Set exercise: In the listing below, identify each line with the word "Market" and return those lines.

Available records:
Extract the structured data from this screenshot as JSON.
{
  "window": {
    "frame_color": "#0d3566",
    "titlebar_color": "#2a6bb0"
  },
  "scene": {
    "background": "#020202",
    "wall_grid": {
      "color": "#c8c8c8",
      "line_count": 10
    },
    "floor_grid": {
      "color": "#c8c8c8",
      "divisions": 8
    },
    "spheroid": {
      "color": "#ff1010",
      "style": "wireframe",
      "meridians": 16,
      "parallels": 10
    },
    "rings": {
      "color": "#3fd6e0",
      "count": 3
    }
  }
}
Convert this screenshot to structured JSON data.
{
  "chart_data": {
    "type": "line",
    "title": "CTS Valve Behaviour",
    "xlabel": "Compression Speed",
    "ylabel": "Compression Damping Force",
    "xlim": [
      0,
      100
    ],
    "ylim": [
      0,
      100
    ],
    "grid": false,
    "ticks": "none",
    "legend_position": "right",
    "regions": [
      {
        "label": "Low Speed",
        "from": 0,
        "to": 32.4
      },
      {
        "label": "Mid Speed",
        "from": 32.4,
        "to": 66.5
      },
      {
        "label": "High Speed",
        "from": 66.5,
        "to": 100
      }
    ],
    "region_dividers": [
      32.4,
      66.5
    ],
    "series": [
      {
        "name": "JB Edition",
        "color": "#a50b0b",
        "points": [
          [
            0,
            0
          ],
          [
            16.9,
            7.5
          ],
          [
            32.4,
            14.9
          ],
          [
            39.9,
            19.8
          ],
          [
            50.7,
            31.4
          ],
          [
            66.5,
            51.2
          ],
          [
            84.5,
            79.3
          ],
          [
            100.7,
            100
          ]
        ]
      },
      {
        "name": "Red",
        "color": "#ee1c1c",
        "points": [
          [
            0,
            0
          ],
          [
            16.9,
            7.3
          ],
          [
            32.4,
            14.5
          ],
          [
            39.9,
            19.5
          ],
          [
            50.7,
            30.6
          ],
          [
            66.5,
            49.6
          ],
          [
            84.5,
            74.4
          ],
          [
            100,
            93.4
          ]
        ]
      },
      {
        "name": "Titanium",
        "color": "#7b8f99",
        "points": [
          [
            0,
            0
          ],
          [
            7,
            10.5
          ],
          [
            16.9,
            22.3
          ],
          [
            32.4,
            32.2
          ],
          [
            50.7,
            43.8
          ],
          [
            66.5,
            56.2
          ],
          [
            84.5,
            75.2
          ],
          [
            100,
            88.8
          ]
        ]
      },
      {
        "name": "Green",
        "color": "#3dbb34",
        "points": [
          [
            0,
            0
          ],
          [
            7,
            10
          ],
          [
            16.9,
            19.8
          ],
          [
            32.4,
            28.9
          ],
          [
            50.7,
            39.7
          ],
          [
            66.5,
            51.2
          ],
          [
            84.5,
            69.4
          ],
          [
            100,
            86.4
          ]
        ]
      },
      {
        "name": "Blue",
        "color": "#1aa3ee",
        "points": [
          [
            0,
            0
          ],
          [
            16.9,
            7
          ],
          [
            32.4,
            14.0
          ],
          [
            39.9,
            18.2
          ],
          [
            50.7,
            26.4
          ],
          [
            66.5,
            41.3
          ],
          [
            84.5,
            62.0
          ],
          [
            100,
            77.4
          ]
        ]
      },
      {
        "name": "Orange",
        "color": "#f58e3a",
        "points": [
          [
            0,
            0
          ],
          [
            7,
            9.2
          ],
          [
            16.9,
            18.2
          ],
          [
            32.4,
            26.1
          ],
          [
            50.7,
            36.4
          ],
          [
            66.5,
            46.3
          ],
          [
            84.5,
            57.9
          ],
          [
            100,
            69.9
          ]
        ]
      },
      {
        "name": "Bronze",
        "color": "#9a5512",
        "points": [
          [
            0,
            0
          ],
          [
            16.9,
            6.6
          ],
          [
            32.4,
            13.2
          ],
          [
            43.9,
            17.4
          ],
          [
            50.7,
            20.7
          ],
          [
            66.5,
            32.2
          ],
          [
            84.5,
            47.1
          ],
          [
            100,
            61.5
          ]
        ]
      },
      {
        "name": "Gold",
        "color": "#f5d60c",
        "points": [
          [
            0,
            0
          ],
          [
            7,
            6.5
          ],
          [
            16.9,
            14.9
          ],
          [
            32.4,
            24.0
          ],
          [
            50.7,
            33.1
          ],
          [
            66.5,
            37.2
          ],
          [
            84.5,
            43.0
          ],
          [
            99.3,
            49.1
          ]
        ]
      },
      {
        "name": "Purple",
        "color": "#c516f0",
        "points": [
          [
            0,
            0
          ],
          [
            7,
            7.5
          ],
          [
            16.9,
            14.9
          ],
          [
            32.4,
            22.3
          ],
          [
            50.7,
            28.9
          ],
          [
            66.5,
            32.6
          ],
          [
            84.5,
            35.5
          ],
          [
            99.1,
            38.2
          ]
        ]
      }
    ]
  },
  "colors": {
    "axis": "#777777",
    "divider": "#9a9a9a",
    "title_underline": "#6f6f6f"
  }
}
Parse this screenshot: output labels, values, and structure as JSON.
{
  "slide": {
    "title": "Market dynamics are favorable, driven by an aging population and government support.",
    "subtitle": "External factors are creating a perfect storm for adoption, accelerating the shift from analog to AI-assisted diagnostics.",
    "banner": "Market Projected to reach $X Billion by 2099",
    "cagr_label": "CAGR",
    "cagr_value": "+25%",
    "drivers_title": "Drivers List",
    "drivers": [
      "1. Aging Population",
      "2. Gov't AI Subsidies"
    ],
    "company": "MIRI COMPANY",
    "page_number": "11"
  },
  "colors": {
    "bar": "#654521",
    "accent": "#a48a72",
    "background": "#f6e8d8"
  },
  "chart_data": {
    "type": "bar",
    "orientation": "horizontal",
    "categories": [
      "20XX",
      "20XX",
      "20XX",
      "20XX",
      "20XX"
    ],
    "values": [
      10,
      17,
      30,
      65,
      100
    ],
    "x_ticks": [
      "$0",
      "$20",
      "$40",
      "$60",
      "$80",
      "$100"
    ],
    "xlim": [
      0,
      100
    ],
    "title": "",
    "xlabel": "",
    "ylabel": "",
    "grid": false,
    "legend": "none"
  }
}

Final result:
    "title": "Market dynamics are favorable, driven by an aging population and government support.",
    "banner": "Market Projected to reach $X Billion by 2099",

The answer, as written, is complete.